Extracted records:
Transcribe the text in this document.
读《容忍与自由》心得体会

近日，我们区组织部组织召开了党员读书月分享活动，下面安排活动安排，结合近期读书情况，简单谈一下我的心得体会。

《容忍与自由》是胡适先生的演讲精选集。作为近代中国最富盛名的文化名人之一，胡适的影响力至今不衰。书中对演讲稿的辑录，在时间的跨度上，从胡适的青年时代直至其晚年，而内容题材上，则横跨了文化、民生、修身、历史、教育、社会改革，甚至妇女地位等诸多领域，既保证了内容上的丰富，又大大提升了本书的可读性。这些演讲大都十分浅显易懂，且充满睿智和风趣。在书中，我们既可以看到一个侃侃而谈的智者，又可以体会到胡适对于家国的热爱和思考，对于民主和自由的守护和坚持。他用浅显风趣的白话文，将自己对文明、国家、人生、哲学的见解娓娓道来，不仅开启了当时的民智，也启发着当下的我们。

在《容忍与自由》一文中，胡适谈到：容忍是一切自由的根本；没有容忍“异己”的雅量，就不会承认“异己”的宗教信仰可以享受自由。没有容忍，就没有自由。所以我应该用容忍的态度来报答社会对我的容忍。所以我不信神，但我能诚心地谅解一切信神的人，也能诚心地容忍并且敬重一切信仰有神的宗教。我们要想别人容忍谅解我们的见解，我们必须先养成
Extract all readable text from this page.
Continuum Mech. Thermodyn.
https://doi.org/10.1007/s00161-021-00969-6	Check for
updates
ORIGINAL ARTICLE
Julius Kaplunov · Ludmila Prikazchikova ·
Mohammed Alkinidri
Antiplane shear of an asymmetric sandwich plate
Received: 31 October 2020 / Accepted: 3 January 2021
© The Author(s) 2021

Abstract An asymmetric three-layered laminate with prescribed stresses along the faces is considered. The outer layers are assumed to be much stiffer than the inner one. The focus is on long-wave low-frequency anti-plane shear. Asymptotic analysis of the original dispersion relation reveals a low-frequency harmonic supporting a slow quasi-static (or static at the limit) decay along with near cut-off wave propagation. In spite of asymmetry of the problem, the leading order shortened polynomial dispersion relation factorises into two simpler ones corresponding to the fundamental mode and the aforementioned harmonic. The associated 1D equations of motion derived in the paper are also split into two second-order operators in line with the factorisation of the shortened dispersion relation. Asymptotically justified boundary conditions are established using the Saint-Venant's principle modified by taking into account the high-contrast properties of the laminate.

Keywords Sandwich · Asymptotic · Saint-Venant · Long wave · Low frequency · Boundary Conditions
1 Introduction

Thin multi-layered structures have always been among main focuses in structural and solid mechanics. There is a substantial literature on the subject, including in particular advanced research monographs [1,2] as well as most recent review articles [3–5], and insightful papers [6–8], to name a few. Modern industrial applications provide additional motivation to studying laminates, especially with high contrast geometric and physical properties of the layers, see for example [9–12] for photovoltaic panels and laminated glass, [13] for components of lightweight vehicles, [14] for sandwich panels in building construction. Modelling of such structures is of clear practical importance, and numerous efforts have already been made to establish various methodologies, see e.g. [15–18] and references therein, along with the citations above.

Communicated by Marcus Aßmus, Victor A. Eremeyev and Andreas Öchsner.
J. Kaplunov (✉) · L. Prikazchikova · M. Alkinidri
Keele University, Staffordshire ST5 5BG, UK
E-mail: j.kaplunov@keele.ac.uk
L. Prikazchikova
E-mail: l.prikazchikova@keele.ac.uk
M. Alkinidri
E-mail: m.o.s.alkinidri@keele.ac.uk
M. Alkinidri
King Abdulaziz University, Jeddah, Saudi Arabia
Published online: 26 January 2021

Task details: Read through the entries and copy every line that includes "text".

Output of the task:
Transcribe the text in this document.
Extract all readable text from this page.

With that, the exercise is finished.